#### [DO THIS]
Gather each line of the records where "arcu" appears.

** START **

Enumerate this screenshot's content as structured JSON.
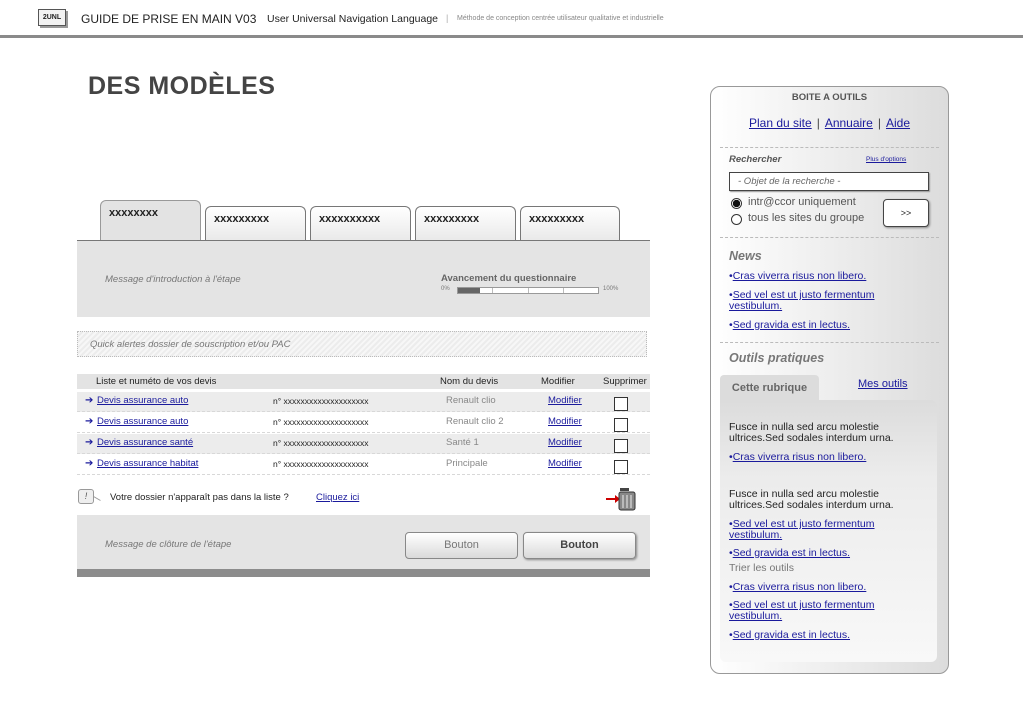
{
  "header": {
    "logo": "2UNL",
    "guide": "GUIDE DE PRISE EN MAIN V03",
    "unl": "User Universal Navigation Language",
    "separator": "|",
    "method": "Méthode de conception centrée utilisateur qualitative et industrielle"
  },
  "page_title": "DES MODÈLES",
  "tabs": [
    {
      "label": "xxxxxxxx",
      "active": true
    },
    {
      "label": "xxxxxxxxx",
      "active": false
    },
    {
      "label": "xxxxxxxxxx",
      "active": false
    },
    {
      "label": "xxxxxxxxx",
      "active": false
    },
    {
      "label": "xxxxxxxxx",
      "active": false
    }
  ],
  "intro": {
    "message": "Message d'introduction à l'étape",
    "progress_title": "Avancement du questionnaire",
    "progress_min": "0%",
    "progress_max": "100%",
    "progress_fraction": 0.16
  },
  "alerts": "Quick alertes dossier de souscription et/ou PAC",
  "devis": {
    "headers": {
      "list": "Liste et numéto de vos devis",
      "name": "Nom du devis",
      "modify": "Modifier",
      "delete": "Supprimer"
    },
    "rows": [
      {
        "title": "Devis assurance auto",
        "number": "n° xxxxxxxxxxxxxxxxxxxx",
        "name": "Renault clio",
        "action": "Modifier"
      },
      {
        "title": "Devis assurance auto",
        "number": "n° xxxxxxxxxxxxxxxxxxxx",
        "name": "Renault clio 2",
        "action": "Modifier"
      },
      {
        "title": "Devis assurance santé",
        "number": "n° xxxxxxxxxxxxxxxxxxxx",
        "name": "Santé 1",
        "action": "Modifier"
      },
      {
        "title": "Devis assurance habitat",
        "number": "n° xxxxxxxxxxxxxxxxxxxx",
        "name": "Principale",
        "action": "Modifier"
      }
    ],
    "missing_icon": "!",
    "missing_text": "Votre dossier n'apparaît pas dans la liste ?",
    "missing_link": "Cliquez ici"
  },
  "closing": {
    "message": "Message de clôture de l'étape",
    "button1": "Bouton",
    "button2": "Bouton"
  },
  "toolbox": {
    "title": "BOITE A OUTILS",
    "links": [
      "Plan du site",
      "Annuaire",
      "Aide"
    ],
    "pipe": "|",
    "search_label": "Rechercher",
    "more_options": "Plus d'options",
    "search_placeholder": "- Objet de la recherche -",
    "radio1": "intr@ccor uniquement",
    "radio2": "tous les sites du groupe",
    "go": ">>",
    "news_title": "News",
    "news": [
      "Cras viverra risus non libero.",
      "Sed vel est ut justo fermentum vestibulum.",
      "Sed gravida est in lectus."
    ],
    "tools_title": "Outils pratiques",
    "tab_active": "Cette rubrique",
    "tab_other": "Mes outils",
    "para1": "Fusce in nulla sed arcu molestie ultrices.Sed sodales interdum urna.",
    "link1": "Cras viverra risus non libero.",
    "para2": "Fusce in nulla sed arcu molestie ultrices.Sed sodales interdum urna.",
    "links2": [
      "Sed vel est ut justo fermentum vestibulum.",
      "Sed gravida est in lectus."
    ],
    "sort_label": "Trier les outils",
    "links3": [
      "Cras viverra risus non libero.",
      "Sed vel est ut justo fermentum vestibulum.",
      "Sed gravida est in lectus."
    ]
  },
  "bullet": "•",
  "colors": {
    "link": "#1a1a9c",
    "panel": "#e4e4e4",
    "bar": "#8c8c8c"
  },
  "icons": [
    "arrow-right-icon",
    "alert-icon",
    "trash-icon",
    "radio-icon"
  ]
}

** END **

#### [FULL OUTPUT]
    "para1": "Fusce in nulla sed arcu molestie ultrices.Sed sodales interdum urna.",
    "para2": "Fusce in nulla sed arcu molestie ultrices.Sed sodales interdum urna.",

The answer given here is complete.